§ **TASK DESCRIPTION**: Find how many lines in the data below include the word "Astholz", then write only that number.

..........

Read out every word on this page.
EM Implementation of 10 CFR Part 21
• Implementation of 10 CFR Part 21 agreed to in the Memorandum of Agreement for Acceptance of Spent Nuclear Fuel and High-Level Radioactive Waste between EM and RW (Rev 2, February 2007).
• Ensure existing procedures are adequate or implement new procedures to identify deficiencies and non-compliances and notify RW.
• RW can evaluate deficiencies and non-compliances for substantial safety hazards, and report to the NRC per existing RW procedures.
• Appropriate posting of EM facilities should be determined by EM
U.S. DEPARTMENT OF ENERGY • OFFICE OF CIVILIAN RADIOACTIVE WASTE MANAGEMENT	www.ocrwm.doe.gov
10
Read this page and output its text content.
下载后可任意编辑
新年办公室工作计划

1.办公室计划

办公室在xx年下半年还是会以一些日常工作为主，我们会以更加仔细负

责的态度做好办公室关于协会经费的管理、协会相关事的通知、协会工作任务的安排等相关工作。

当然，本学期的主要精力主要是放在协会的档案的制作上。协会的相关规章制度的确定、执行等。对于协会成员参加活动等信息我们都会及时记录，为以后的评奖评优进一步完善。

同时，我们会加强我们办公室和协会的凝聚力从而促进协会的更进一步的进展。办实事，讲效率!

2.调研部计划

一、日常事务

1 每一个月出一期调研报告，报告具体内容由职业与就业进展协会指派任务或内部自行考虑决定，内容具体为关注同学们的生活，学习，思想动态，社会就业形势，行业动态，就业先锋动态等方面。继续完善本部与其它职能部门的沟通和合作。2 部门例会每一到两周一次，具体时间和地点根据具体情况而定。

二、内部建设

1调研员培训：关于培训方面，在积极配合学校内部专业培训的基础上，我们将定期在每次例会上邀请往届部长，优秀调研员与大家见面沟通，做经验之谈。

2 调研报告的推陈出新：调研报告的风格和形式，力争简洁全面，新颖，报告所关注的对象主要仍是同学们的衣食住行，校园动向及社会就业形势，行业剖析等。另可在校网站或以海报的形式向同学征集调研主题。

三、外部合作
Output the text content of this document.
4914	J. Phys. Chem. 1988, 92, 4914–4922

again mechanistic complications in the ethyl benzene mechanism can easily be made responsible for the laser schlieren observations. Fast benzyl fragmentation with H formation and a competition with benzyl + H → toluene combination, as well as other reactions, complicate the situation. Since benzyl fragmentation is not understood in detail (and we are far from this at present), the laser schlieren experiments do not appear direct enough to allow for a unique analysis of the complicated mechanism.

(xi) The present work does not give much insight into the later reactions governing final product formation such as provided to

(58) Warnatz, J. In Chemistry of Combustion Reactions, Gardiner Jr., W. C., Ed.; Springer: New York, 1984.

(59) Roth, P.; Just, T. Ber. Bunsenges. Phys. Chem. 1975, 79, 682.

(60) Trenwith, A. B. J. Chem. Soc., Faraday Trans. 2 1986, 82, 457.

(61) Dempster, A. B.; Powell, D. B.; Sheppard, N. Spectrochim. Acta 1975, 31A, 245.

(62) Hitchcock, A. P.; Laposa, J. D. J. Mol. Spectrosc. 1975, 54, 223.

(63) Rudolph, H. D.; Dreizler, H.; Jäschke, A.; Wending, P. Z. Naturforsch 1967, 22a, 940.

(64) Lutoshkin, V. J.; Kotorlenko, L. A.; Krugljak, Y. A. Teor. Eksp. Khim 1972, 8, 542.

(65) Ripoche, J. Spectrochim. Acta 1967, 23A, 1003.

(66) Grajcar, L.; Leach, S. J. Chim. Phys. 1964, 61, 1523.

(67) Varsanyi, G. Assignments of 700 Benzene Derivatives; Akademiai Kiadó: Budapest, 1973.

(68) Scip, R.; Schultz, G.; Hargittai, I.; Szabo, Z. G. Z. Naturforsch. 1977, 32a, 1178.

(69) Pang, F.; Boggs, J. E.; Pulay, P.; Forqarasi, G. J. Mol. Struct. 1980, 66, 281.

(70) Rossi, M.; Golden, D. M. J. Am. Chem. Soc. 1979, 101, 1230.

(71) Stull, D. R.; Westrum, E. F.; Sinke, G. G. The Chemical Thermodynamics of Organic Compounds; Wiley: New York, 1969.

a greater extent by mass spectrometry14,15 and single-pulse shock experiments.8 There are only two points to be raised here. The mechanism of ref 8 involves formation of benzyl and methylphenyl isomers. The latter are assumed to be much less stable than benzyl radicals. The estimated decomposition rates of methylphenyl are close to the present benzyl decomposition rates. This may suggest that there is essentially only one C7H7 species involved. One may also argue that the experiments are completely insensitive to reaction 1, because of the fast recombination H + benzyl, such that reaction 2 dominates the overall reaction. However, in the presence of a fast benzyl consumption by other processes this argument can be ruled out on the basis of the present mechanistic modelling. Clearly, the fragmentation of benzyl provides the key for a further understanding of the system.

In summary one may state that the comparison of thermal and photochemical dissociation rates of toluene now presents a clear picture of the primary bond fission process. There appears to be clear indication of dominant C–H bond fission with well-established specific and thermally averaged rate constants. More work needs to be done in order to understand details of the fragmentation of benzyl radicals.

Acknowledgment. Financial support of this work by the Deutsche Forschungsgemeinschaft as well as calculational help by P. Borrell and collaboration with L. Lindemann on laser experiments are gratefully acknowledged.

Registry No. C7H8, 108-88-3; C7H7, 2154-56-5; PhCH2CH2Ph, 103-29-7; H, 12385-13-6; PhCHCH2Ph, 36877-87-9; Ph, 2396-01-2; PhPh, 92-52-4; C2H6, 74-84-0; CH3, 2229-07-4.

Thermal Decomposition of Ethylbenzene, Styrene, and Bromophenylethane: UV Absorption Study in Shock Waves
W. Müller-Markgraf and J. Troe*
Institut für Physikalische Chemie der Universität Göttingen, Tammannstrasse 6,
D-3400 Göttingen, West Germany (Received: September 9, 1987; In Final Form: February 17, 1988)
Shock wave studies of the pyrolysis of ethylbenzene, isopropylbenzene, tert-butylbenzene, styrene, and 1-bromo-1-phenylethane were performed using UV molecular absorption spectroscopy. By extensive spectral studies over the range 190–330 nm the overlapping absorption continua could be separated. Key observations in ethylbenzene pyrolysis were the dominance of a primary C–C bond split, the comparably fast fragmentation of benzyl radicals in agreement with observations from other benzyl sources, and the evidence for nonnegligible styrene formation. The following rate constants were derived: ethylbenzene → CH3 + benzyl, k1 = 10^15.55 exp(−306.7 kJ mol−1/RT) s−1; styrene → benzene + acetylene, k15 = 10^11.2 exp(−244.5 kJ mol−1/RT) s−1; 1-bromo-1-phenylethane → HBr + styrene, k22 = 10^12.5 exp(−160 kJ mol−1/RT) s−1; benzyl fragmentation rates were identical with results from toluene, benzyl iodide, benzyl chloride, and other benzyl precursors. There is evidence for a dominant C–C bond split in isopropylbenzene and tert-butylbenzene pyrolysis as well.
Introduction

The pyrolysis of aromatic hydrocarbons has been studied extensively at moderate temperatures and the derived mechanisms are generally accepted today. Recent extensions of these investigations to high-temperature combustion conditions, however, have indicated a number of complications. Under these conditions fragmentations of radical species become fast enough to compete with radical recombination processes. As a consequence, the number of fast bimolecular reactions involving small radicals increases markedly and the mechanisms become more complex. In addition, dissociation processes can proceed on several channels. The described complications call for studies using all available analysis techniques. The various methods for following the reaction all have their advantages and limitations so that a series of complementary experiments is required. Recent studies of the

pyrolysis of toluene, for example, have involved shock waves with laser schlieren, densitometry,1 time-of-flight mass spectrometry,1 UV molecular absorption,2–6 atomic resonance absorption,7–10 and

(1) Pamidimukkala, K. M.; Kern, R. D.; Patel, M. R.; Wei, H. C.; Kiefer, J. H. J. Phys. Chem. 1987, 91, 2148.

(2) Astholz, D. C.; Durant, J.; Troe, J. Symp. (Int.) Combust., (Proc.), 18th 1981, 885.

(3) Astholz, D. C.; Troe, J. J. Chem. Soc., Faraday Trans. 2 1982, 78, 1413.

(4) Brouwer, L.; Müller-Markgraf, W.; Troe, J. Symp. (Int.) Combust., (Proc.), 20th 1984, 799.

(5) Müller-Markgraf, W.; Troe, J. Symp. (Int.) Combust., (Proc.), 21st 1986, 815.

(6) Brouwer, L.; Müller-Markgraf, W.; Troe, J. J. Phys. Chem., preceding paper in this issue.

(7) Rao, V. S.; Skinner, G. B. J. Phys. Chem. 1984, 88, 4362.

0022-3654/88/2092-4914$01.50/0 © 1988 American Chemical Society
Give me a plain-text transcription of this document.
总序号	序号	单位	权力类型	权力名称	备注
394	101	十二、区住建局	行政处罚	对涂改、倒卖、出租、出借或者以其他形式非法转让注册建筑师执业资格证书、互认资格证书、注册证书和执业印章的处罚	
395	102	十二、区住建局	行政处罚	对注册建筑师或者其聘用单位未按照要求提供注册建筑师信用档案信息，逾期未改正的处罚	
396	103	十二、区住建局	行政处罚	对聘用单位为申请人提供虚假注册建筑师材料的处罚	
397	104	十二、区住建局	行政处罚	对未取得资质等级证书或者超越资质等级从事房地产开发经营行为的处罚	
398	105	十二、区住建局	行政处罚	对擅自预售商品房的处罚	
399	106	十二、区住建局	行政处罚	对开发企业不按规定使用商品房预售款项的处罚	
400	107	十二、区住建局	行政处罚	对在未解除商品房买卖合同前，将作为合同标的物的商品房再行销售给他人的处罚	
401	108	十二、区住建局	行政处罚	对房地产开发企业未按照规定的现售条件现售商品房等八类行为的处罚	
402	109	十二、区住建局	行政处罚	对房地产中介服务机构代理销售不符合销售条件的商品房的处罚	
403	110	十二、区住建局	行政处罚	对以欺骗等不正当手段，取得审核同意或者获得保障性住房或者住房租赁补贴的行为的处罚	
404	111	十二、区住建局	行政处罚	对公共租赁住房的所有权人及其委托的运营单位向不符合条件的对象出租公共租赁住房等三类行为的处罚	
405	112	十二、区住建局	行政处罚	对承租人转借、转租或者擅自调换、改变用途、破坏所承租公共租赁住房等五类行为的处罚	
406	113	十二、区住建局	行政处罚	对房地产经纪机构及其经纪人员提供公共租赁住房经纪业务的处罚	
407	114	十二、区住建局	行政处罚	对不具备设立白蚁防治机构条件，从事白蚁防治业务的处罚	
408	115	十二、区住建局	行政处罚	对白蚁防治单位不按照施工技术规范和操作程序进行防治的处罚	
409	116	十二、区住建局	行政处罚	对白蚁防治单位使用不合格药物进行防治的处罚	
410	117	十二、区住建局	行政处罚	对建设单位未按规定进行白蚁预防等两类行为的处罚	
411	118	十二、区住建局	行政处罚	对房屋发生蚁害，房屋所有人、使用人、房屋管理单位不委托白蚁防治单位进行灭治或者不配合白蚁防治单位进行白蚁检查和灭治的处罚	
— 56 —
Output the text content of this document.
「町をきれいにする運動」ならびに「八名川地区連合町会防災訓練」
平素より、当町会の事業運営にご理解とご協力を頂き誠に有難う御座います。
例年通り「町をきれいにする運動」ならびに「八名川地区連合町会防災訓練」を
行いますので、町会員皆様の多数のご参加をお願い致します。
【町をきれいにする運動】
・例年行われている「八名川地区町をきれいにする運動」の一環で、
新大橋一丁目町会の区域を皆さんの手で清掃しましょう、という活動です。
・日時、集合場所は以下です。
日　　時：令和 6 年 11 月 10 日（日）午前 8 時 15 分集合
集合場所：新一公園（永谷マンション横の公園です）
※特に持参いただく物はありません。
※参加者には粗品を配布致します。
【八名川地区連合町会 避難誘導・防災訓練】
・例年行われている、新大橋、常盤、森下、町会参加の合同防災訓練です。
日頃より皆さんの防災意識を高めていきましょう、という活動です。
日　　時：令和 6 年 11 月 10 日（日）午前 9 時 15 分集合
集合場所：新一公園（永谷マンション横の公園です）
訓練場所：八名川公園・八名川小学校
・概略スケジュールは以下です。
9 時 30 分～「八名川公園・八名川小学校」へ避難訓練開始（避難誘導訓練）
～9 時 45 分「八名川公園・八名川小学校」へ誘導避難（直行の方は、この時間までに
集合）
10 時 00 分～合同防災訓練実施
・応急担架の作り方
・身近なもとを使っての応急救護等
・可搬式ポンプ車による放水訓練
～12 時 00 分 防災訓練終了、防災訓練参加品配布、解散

..........

§ **EXERCISE ANSWER**: 2